DIRECTIVE: Copy out the listing that follows, exactly, without its pictures.

[Figure content listings]
------

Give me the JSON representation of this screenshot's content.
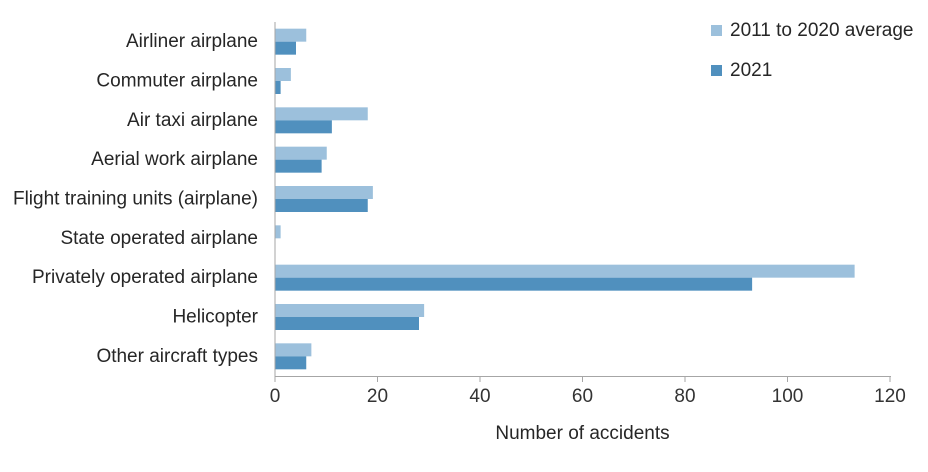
{
  "chart_data": {
    "type": "bar",
    "orientation": "horizontal",
    "title": "",
    "xlabel": "Number of accidents",
    "ylabel": "",
    "xlim": [
      0,
      120
    ],
    "xticks": [
      0,
      20,
      40,
      60,
      80,
      100,
      120
    ],
    "grid": false,
    "legend_position": "top-right",
    "categories": [
      "Airliner airplane",
      "Commuter airplane",
      "Air taxi airplane",
      "Aerial work airplane",
      "Flight training units (airplane)",
      "State operated airplane",
      "Privately operated airplane",
      "Helicopter",
      "Other aircraft types"
    ],
    "series": [
      {
        "name": "2011 to 2020 average",
        "color": "#9CC0DC",
        "values": [
          6,
          3,
          18,
          10,
          19,
          1,
          113,
          29,
          7
        ]
      },
      {
        "name": "2021",
        "color": "#5090BE",
        "values": [
          4,
          1,
          11,
          9,
          18,
          0,
          93,
          28,
          6
        ]
      }
    ],
    "colors": {
      "axis": "#A6A6A6",
      "text": "#262626",
      "tick_text": "#333333"
    }
  }
}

------

THE RESPONSE:
Give me the JSON representation of this screenshot's content.
{
  "chart_data": {
    "type": "bar",
    "orientation": "horizontal",
    "title": "",
    "xlabel": "Number of accidents",
    "ylabel": "",
    "xlim": [
      0,
      120
    ],
    "xticks": [
      0,
      20,
      40,
      60,
      80,
      100,
      120
    ],
    "grid": false,
    "legend_position": "top-right",
    "categories": [
      "Airliner airplane",
      "Commuter airplane",
      "Air taxi airplane",
      "Aerial work airplane",
      "Flight training units (airplane)",
      "State operated airplane",
      "Privately operated airplane",
      "Helicopter",
      "Other aircraft types"
    ],
    "series": [
      {
        "name": "2011 to 2020 average",
        "color": "#9CC0DC",
        "values": [
          6,
          3,
          18,
          10,
          19,
          1,
          113,
          29,
          7
        ]
      },
      {
        "name": "2021",
        "color": "#5090BE",
        "values": [
          4,
          1,
          11,
          9,
          18,
          0,
          93,
          28,
          6
        ]
      }
    ],
    "colors": {
      "axis": "#A6A6A6",
      "text": "#262626",
      "tick_text": "#333333"
    }
  }
}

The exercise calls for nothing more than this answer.